Restate the full set of records exactly, word for word.

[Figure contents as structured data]

* * * * *

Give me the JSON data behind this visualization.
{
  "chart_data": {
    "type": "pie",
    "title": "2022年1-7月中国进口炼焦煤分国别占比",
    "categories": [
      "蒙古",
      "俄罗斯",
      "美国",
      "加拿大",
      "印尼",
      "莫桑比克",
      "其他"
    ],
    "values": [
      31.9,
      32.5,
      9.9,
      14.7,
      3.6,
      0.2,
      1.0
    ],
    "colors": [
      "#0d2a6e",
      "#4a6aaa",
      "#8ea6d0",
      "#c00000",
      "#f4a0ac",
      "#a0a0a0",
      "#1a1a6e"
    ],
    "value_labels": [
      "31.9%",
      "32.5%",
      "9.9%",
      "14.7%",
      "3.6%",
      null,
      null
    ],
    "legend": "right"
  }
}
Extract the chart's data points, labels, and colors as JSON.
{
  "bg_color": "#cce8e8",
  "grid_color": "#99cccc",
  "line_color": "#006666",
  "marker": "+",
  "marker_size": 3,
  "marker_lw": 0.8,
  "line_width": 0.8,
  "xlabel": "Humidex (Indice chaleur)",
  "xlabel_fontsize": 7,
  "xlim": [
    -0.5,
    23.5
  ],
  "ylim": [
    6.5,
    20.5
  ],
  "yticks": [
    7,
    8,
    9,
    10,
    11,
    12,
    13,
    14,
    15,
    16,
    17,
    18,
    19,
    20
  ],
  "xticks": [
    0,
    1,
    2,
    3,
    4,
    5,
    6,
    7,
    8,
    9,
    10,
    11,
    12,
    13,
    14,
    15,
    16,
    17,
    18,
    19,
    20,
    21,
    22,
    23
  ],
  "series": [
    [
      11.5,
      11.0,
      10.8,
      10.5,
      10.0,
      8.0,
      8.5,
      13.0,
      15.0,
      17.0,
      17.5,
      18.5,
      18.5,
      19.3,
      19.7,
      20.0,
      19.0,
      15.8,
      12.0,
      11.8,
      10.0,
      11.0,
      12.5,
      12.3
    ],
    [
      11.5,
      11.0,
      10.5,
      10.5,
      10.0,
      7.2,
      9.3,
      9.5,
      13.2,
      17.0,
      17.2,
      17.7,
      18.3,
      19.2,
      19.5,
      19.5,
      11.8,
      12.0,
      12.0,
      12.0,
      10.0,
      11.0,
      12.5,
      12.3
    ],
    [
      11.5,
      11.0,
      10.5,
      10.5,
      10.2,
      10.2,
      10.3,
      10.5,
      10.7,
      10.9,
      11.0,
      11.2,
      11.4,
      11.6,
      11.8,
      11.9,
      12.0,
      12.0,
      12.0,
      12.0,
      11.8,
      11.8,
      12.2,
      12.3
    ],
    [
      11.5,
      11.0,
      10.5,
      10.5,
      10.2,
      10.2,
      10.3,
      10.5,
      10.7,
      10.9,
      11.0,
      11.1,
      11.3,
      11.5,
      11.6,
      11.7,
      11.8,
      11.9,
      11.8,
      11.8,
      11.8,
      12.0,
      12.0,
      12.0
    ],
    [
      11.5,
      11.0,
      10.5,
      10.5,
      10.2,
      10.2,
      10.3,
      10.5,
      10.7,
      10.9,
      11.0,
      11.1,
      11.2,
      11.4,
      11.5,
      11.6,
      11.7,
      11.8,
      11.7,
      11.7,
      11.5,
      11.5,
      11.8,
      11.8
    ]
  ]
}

* * * * *

Solution
Give me the JSON data behind this visualization.
{
  "chart_data": {
    "type": "pie",
    "title": "2022年1-7月中国进口炼焦煤分国别占比",
    "categories": [
      "蒙古",
      "俄罗斯",
      "美国",
      "加拿大",
      "印尼",
      "莫桑比克",
      "其他"
    ],
    "values": [
      31.9,
      32.5,
      9.9,
      14.7,
      3.6,
      0.2,
      1.0
    ],
    "colors": [
      "#0d2a6e",
      "#4a6aaa",
      "#8ea6d0",
      "#c00000",
      "#f4a0ac",
      "#a0a0a0",
      "#1a1a6e"
    ],
    "value_labels": [
      "31.9%",
      "32.5%",
      "9.9%",
      "14.7%",
      "3.6%",
      null,
      null
    ],
    "legend": "right"
  }
}
Extract the chart's data points, labels, and colors as JSON.
{
  "bg_color": "#cce8e8",
  "grid_color": "#99cccc",
  "line_color": "#006666",
  "marker": "+",
  "marker_size": 3,
  "marker_lw": 0.8,
  "line_width": 0.8,
  "xlabel": "Humidex (Indice chaleur)",
  "xlabel_fontsize": 7,
  "xlim": [
    -0.5,
    23.5
  ],
  "ylim": [
    6.5,
    20.5
  ],
  "yticks": [
    7,
    8,
    9,
    10,
    11,
    12,
    13,
    14,
    15,
    16,
    17,
    18,
    19,
    20
  ],
  "xticks": [
    0,
    1,
    2,
    3,
    4,
    5,
    6,
    7,
    8,
    9,
    10,
    11,
    12,
    13,
    14,
    15,
    16,
    17,
    18,
    19,
    20,
    21,
    22,
    23
  ],
  "series": [
    [
      11.5,
      11.0,
      10.8,
      10.5,
      10.0,
      8.0,
      8.5,
      13.0,
      15.0,
      17.0,
      17.5,
      18.5,
      18.5,
      19.3,
      19.7,
      20.0,
      19.0,
      15.8,
      12.0,
      11.8,
      10.0,
      11.0,
      12.5,
      12.3
    ],
    [
      11.5,
      11.0,
      10.5,
      10.5,
      10.0,
      7.2,
      9.3,
      9.5,
      13.2,
      17.0,
      17.2,
      17.7,
      18.3,
      19.2,
      19.5,
      19.5,
      11.8,
      12.0,
      12.0,
      12.0,
      10.0,
      11.0,
      12.5,
      12.3
    ],
    [
      11.5,
      11.0,
      10.5,
      10.5,
      10.2,
      10.2,
      10.3,
      10.5,
      10.7,
      10.9,
      11.0,
      11.2,
      11.4,
      11.6,
      11.8,
      11.9,
      12.0,
      12.0,
      12.0,
      12.0,
      11.8,
      11.8,
      12.2,
      12.3
    ],
    [
      11.5,
      11.0,
      10.5,
      10.5,
      10.2,
      10.2,
      10.3,
      10.5,
      10.7,
      10.9,
      11.0,
      11.1,
      11.3,
      11.5,
      11.6,
      11.7,
      11.8,
      11.9,
      11.8,
      11.8,
      11.8,
      12.0,
      12.0,
      12.0
    ],
    [
      11.5,
      11.0,
      10.5,
      10.5,
      10.2,
      10.2,
      10.3,
      10.5,
      10.7,
      10.9,
      11.0,
      11.1,
      11.2,
      11.4,
      11.5,
      11.6,
      11.7,
      11.8,
      11.7,
      11.7,
      11.5,
      11.5,
      11.8,
      11.8
    ]
  ]
}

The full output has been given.